* start Material *

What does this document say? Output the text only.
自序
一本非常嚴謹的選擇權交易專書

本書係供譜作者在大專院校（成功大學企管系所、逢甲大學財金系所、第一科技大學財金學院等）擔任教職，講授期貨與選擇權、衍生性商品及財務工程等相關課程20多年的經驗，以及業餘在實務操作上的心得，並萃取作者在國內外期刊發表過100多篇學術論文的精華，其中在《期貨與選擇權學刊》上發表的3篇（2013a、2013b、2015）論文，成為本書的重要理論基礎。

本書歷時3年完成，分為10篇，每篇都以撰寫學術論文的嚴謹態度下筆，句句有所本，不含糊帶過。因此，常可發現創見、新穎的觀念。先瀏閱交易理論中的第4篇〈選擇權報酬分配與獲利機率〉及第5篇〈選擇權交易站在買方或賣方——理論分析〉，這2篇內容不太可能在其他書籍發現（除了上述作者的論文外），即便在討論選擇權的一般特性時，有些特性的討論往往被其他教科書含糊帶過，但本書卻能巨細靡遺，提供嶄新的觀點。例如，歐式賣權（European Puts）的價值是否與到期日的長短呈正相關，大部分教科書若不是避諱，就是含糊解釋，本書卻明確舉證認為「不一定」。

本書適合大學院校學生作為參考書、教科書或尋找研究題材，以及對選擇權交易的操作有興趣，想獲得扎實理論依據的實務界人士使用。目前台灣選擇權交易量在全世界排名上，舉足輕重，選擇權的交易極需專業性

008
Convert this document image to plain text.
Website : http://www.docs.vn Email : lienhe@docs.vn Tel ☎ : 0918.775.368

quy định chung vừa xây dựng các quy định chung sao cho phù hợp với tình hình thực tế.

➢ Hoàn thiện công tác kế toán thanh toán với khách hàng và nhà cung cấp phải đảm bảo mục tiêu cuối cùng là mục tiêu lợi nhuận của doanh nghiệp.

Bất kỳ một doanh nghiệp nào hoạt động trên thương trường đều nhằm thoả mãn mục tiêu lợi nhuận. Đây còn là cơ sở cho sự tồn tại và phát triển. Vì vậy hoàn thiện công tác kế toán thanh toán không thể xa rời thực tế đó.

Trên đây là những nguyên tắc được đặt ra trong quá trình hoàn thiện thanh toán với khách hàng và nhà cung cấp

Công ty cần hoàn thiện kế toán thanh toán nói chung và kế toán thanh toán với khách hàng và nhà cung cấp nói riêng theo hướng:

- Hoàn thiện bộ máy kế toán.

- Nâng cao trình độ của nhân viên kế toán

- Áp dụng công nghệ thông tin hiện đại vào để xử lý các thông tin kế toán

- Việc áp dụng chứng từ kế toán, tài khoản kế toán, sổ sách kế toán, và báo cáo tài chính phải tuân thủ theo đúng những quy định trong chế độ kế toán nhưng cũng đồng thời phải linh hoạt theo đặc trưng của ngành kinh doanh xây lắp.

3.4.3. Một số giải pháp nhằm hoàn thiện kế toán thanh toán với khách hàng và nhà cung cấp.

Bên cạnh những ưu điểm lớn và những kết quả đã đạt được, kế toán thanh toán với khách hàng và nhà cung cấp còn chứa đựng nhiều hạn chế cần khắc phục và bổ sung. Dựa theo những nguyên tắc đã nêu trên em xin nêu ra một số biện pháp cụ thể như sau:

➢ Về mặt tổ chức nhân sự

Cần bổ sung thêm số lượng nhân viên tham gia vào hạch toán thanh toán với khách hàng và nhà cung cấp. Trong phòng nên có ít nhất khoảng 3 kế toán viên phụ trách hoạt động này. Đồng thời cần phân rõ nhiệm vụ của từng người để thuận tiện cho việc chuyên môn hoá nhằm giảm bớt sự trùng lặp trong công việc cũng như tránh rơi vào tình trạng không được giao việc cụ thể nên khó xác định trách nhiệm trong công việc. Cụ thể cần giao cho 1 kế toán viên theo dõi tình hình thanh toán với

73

* end Material *

Problem statement: Please reproduce the entire listing, exactly as shown.

Task result:
What does this document say? Output the text only.
自序
一本非常嚴謹的選擇權交易專書

本書係供譜作者在大專院校（成功大學企管系所、逢甲大學財金系所、第一科技大學財金學院等）擔任教職，講授期貨與選擇權、衍生性商品及財務工程等相關課程20多年的經驗，以及業餘在實務操作上的心得，並萃取作者在國內外期刊發表過100多篇學術論文的精華，其中在《期貨與選擇權學刊》上發表的3篇（2013a、2013b、2015）論文，成為本書的重要理論基礎。

本書歷時3年完成，分為10篇，每篇都以撰寫學術論文的嚴謹態度下筆，句句有所本，不含糊帶過。因此，常可發現創見、新穎的觀念。先瀏閱交易理論中的第4篇〈選擇權報酬分配與獲利機率〉及第5篇〈選擇權交易站在買方或賣方——理論分析〉，這2篇內容不太可能在其他書籍發現（除了上述作者的論文外），即便在討論選擇權的一般特性時，有些特性的討論往往被其他教科書含糊帶過，但本書卻能巨細靡遺，提供嶄新的觀點。例如，歐式賣權（European Puts）的價值是否與到期日的長短呈正相關，大部分教科書若不是避諱，就是含糊解釋，本書卻明確舉證認為「不一定」。

本書適合大學院校學生作為參考書、教科書或尋找研究題材，以及對選擇權交易的操作有興趣，想獲得扎實理論依據的實務界人士使用。目前台灣選擇權交易量在全世界排名上，舉足輕重，選擇權的交易極需專業性

008
Convert this document image to plain text.
Website : http://www.docs.vn Email : lienhe@docs.vn Tel ☎ : 0918.775.368

quy định chung vừa xây dựng các quy định chung sao cho phù hợp với tình hình thực tế.

➢ Hoàn thiện công tác kế toán thanh toán với khách hàng và nhà cung cấp phải đảm bảo mục tiêu cuối cùng là mục tiêu lợi nhuận của doanh nghiệp.

Bất kỳ một doanh nghiệp nào hoạt động trên thương trường đều nhằm thoả mãn mục tiêu lợi nhuận. Đây còn là cơ sở cho sự tồn tại và phát triển. Vì vậy hoàn thiện công tác kế toán thanh toán không thể xa rời thực tế đó.

Trên đây là những nguyên tắc được đặt ra trong quá trình hoàn thiện thanh toán với khách hàng và nhà cung cấp

Công ty cần hoàn thiện kế toán thanh toán nói chung và kế toán thanh toán với khách hàng và nhà cung cấp nói riêng theo hướng:

- Hoàn thiện bộ máy kế toán.

- Nâng cao trình độ của nhân viên kế toán

- Áp dụng công nghệ thông tin hiện đại vào để xử lý các thông tin kế toán

- Việc áp dụng chứng từ kế toán, tài khoản kế toán, sổ sách kế toán, và báo cáo tài chính phải tuân thủ theo đúng những quy định trong chế độ kế toán nhưng cũng đồng thời phải linh hoạt theo đặc trưng của ngành kinh doanh xây lắp.

3.4.3. Một số giải pháp nhằm hoàn thiện kế toán thanh toán với khách hàng và nhà cung cấp.

Bên cạnh những ưu điểm lớn và những kết quả đã đạt được, kế toán thanh toán với khách hàng và nhà cung cấp còn chứa đựng nhiều hạn chế cần khắc phục và bổ sung. Dựa theo những nguyên tắc đã nêu trên em xin nêu ra một số biện pháp cụ thể như sau:

➢ Về mặt tổ chức nhân sự

Cần bổ sung thêm số lượng nhân viên tham gia vào hạch toán thanh toán với khách hàng và nhà cung cấp. Trong phòng nên có ít nhất khoảng 3 kế toán viên phụ trách hoạt động này. Đồng thời cần phân rõ nhiệm vụ của từng người để thuận tiện cho việc chuyên môn hoá nhằm giảm bớt sự trùng lặp trong công việc cũng như tránh rơi vào tình trạng không được giao việc cụ thể nên khó xác định trách nhiệm trong công việc. Cụ thể cần giao cho 1 kế toán viên theo dõi tình hình thanh toán với

73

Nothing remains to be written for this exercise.